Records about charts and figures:

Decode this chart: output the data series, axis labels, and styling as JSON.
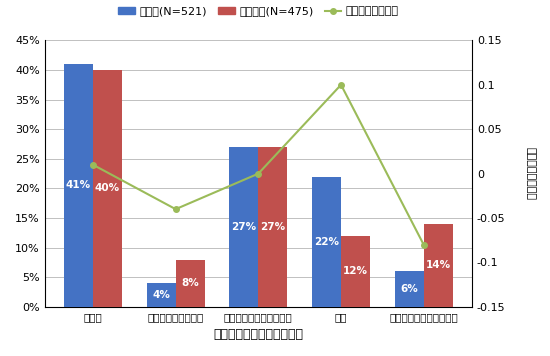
{
  "categories": [
    "正社員",
    "自営業・家族従業員",
    "非正社員・その他の社員",
    "学生",
    "専業主婦・無職・その他"
  ],
  "jitsugensha": [
    0.41,
    0.04,
    0.27,
    0.22,
    0.06
  ],
  "mijitsugensha": [
    0.4,
    0.08,
    0.27,
    0.12,
    0.14
  ],
  "difference": [
    0.01,
    -0.04,
    0.0,
    0.1,
    -0.08
  ],
  "jitsugensha_labels": [
    "41%",
    "4%",
    "27%",
    "22%",
    "6%"
  ],
  "mijitsugensha_labels": [
    "40%",
    "8%",
    "27%",
    "12%",
    "14%"
  ],
  "bar_color_blue": "#4472C4",
  "bar_color_red": "#C0504D",
  "line_color": "#9BBB59",
  "left_ylim": [
    0,
    0.45
  ],
  "right_ylim": [
    -0.15,
    0.15
  ],
  "left_yticks": [
    0.0,
    0.05,
    0.1,
    0.15,
    0.2,
    0.25,
    0.3,
    0.35,
    0.4,
    0.45
  ],
  "left_ytick_labels": [
    "0%",
    "5%",
    "10%",
    "15%",
    "20%",
    "25%",
    "30%",
    "35%",
    "40%",
    "45%"
  ],
  "right_yticks": [
    -0.15,
    -0.1,
    -0.05,
    0.0,
    0.05,
    0.1,
    0.15
  ],
  "right_ytick_labels": [
    "-0.15",
    "-0.1",
    "-0.05",
    "0",
    "0.05",
    "0.1",
    "0.15"
  ],
  "xlabel": "引っ越し前の働き方や立場",
  "right_ylabel": "実現者－未実現者",
  "legend_blue": "実現者(N=521)",
  "legend_red": "未実現者(N=475)",
  "legend_line": "実現者－未実現者",
  "background_color": "#FFFFFF",
  "grid_color": "#C0C0C0"
}
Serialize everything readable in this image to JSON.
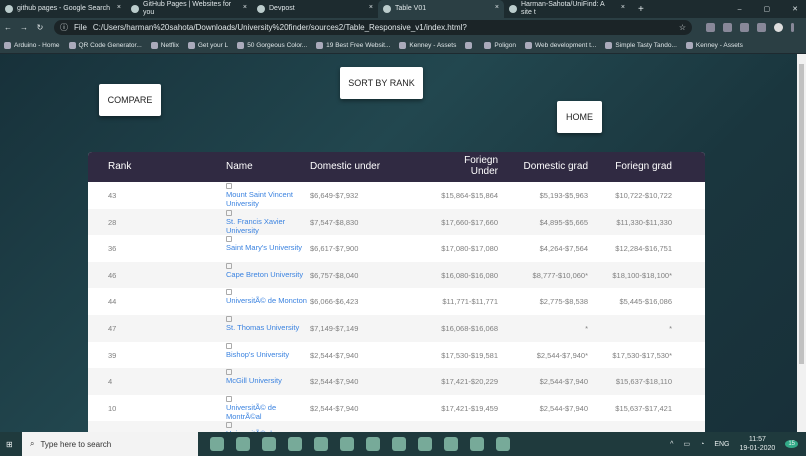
{
  "browser": {
    "tabs": [
      {
        "label": "github pages - Google Search",
        "icon": "google-icon"
      },
      {
        "label": "GitHub Pages | Websites for you",
        "icon": "github-icon"
      },
      {
        "label": "Devpost",
        "icon": "devpost-icon"
      },
      {
        "label": "Table V01",
        "icon": "home-icon",
        "active": true
      },
      {
        "label": "Harman-Sahota/UniFind: A site t",
        "icon": "github-icon"
      }
    ],
    "new_tab": "+",
    "address_prefix": "File",
    "url": "C:/Users/harman%20sahota/Downloads/University%20finder/sources2/Table_Responsive_v1/index.html?",
    "bookmarks": [
      "Arduino - Home",
      "QR Code Generator...",
      "Netflix",
      "Get your L",
      "50 Gorgeous Color...",
      "19 Best Free Websit...",
      "Kenney - Assets",
      "",
      "Poligon",
      "Web development t...",
      "Simple Tasty Tando...",
      "Kenney - Assets"
    ]
  },
  "buttons": {
    "compare": "COMPARE",
    "sort": "SORT BY RANK",
    "home": "HOME"
  },
  "table": {
    "headers": [
      "Rank",
      "Name",
      "Domestic under",
      "Foriegn Under",
      "Domestic grad",
      "Foriegn grad"
    ],
    "rows": [
      [
        "43",
        "Mount Saint Vincent University",
        "$6,649-$7,932",
        "$15,864-$15,864",
        "$5,193-$5,963",
        "$10,722-$10,722"
      ],
      [
        "28",
        "St. Francis Xavier University",
        "$7,547-$8,830",
        "$17,660-$17,660",
        "$4,895-$5,665",
        "$11,330-$11,330"
      ],
      [
        "36",
        "Saint Mary's University",
        "$6,617-$7,900",
        "$17,080-$17,080",
        "$4,264-$7,564",
        "$12,284-$16,751"
      ],
      [
        "46",
        "Cape Breton University",
        "$6,757-$8,040",
        "$16,080-$16,080",
        "$8,777-$10,060*",
        "$18,100-$18,100*"
      ],
      [
        "44",
        "UniversitÃ© de Moncton",
        "$6,066-$6,423",
        "$11,771-$11,771",
        "$2,775-$8,538",
        "$5,445-$16,086"
      ],
      [
        "47",
        "St. Thomas University",
        "$7,149-$7,149",
        "$16,068-$16,068",
        "*",
        "*"
      ],
      [
        "39",
        "Bishop's University",
        "$2,544-$7,940",
        "$17,530-$19,581",
        "$2,544-$7,940*",
        "$17,530-$17,530*"
      ],
      [
        "4",
        "McGill University",
        "$2,544-$7,940",
        "$17,421-$20,229",
        "$2,544-$7,940",
        "$15,637-$18,110"
      ],
      [
        "10",
        "UniversitÃ© de MontrÃ©al",
        "$2,544-$7,940",
        "$17,421-$19,459",
        "$2,544-$7,940",
        "$15,637-$17,421"
      ],
      [
        "",
        "UniversitÃ© du",
        "",
        "",
        "",
        ""
      ]
    ]
  },
  "taskbar": {
    "search_placeholder": "Type here to search",
    "lang": "ENG",
    "time": "11:57",
    "date": "19-01-2020",
    "notifications": "15"
  }
}
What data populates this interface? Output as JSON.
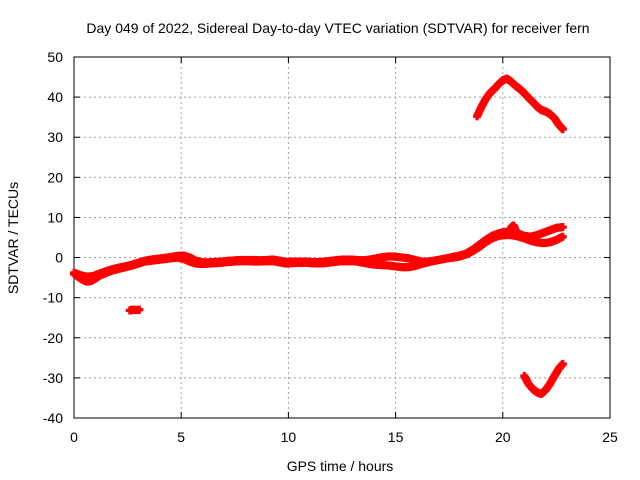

◆ **What you need to do**
Reproduce each line holding the word "UniversitÃ".

◆ **Output for this exercise**
        "UniversitÃ© de Moncton",
        "UniversitÃ© de MontrÃ©al",
        "UniversitÃ© du",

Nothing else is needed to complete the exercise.